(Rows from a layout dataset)
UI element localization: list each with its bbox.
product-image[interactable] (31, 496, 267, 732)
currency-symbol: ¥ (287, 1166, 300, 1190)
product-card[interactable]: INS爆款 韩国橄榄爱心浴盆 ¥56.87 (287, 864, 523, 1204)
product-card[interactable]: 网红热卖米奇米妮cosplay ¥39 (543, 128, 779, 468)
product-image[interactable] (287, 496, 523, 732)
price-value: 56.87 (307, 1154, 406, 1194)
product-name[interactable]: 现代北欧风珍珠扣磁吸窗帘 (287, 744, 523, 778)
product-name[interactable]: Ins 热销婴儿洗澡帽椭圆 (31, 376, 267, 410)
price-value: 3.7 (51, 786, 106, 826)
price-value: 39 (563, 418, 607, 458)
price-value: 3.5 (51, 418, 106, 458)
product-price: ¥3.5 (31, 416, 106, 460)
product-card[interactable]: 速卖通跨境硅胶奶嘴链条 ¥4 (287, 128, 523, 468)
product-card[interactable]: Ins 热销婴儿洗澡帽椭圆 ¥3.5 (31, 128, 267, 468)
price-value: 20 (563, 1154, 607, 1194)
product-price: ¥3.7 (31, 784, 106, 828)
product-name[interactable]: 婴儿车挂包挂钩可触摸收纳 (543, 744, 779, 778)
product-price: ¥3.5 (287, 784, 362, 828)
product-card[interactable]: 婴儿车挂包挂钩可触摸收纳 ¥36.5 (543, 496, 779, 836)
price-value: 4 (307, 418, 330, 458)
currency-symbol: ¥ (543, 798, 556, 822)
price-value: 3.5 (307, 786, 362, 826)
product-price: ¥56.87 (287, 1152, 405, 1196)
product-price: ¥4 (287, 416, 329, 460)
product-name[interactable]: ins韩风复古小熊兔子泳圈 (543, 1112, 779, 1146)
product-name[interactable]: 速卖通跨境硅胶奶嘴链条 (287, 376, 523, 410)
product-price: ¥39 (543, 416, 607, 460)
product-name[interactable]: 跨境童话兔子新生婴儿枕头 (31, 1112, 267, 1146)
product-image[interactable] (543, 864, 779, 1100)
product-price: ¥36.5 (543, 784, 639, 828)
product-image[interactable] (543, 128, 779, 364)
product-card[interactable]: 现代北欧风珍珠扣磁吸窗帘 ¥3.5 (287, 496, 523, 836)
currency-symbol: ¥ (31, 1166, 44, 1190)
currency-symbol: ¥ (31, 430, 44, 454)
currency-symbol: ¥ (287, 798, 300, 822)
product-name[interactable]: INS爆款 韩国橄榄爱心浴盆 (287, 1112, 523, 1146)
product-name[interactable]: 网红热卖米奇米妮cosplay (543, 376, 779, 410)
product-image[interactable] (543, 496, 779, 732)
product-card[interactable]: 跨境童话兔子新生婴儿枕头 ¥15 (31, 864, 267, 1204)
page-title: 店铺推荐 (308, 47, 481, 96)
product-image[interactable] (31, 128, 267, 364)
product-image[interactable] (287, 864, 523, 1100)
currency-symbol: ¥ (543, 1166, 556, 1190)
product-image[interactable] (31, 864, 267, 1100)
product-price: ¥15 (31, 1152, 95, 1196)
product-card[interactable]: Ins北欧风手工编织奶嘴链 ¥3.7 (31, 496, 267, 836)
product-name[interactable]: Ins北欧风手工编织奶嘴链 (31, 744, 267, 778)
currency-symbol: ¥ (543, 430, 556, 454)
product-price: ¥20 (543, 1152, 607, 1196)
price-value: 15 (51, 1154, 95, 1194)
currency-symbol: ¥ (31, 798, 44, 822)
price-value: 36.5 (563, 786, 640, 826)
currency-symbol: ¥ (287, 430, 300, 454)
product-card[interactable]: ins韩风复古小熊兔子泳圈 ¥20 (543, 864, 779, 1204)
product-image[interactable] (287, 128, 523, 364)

Request: Can you change every "currency-symbol" in the items above to "currency-sign" and write them all out again with nothing else altered?

Result for this task:
UI element localization: list each with its bbox.
product-image[interactable] (31, 496, 267, 732)
currency-sign: ¥ (287, 1166, 300, 1190)
product-card[interactable]: INS爆款 韩国橄榄爱心浴盆 ¥56.87 (287, 864, 523, 1204)
product-card[interactable]: 网红热卖米奇米妮cosplay ¥39 (543, 128, 779, 468)
product-image[interactable] (287, 496, 523, 732)
price-value: 56.87 (307, 1154, 406, 1194)
product-name[interactable]: 现代北欧风珍珠扣磁吸窗帘 (287, 744, 523, 778)
product-name[interactable]: Ins 热销婴儿洗澡帽椭圆 (31, 376, 267, 410)
price-value: 3.7 (51, 786, 106, 826)
price-value: 39 (563, 418, 607, 458)
price-value: 3.5 (51, 418, 106, 458)
product-price: ¥3.5 (31, 416, 106, 460)
product-card[interactable]: 速卖通跨境硅胶奶嘴链条 ¥4 (287, 128, 523, 468)
product-card[interactable]: Ins 热销婴儿洗澡帽椭圆 ¥3.5 (31, 128, 267, 468)
price-value: 20 (563, 1154, 607, 1194)
product-price: ¥3.7 (31, 784, 106, 828)
product-name[interactable]: 婴儿车挂包挂钩可触摸收纳 (543, 744, 779, 778)
product-price: ¥3.5 (287, 784, 362, 828)
product-card[interactable]: 婴儿车挂包挂钩可触摸收纳 ¥36.5 (543, 496, 779, 836)
price-value: 4 (307, 418, 330, 458)
currency-sign: ¥ (543, 798, 556, 822)
price-value: 3.5 (307, 786, 362, 826)
product-price: ¥56.87 (287, 1152, 405, 1196)
product-price: ¥4 (287, 416, 329, 460)
product-name[interactable]: ins韩风复古小熊兔子泳圈 (543, 1112, 779, 1146)
product-name[interactable]: 速卖通跨境硅胶奶嘴链条 (287, 376, 523, 410)
product-price: ¥39 (543, 416, 607, 460)
product-name[interactable]: 跨境童话兔子新生婴儿枕头 (31, 1112, 267, 1146)
product-image[interactable] (543, 864, 779, 1100)
product-price: ¥36.5 (543, 784, 639, 828)
product-image[interactable] (543, 128, 779, 364)
product-card[interactable]: 现代北欧风珍珠扣磁吸窗帘 ¥3.5 (287, 496, 523, 836)
currency-sign: ¥ (31, 1166, 44, 1190)
currency-sign: ¥ (31, 430, 44, 454)
currency-sign: ¥ (287, 798, 300, 822)
product-name[interactable]: INS爆款 韩国橄榄爱心浴盆 (287, 1112, 523, 1146)
product-name[interactable]: 网红热卖米奇米妮cosplay (543, 376, 779, 410)
product-image[interactable] (543, 496, 779, 732)
product-card[interactable]: 跨境童话兔子新生婴儿枕头 ¥15 (31, 864, 267, 1204)
page-title: 店铺推荐 (308, 47, 481, 96)
product-image[interactable] (31, 128, 267, 364)
product-image[interactable] (287, 864, 523, 1100)
currency-sign: ¥ (543, 1166, 556, 1190)
product-image[interactable] (31, 864, 267, 1100)
product-price: ¥15 (31, 1152, 95, 1196)
product-card[interactable]: Ins北欧风手工编织奶嘴链 ¥3.7 (31, 496, 267, 836)
product-name[interactable]: Ins北欧风手工编织奶嘴链 (31, 744, 267, 778)
currency-sign: ¥ (543, 430, 556, 454)
product-price: ¥20 (543, 1152, 607, 1196)
price-value: 15 (51, 1154, 95, 1194)
currency-sign: ¥ (31, 798, 44, 822)
price-value: 36.5 (563, 786, 640, 826)
currency-sign: ¥ (287, 430, 300, 454)
product-card[interactable]: ins韩风复古小熊兔子泳圈 ¥20 (543, 864, 779, 1204)
product-image[interactable] (287, 128, 523, 364)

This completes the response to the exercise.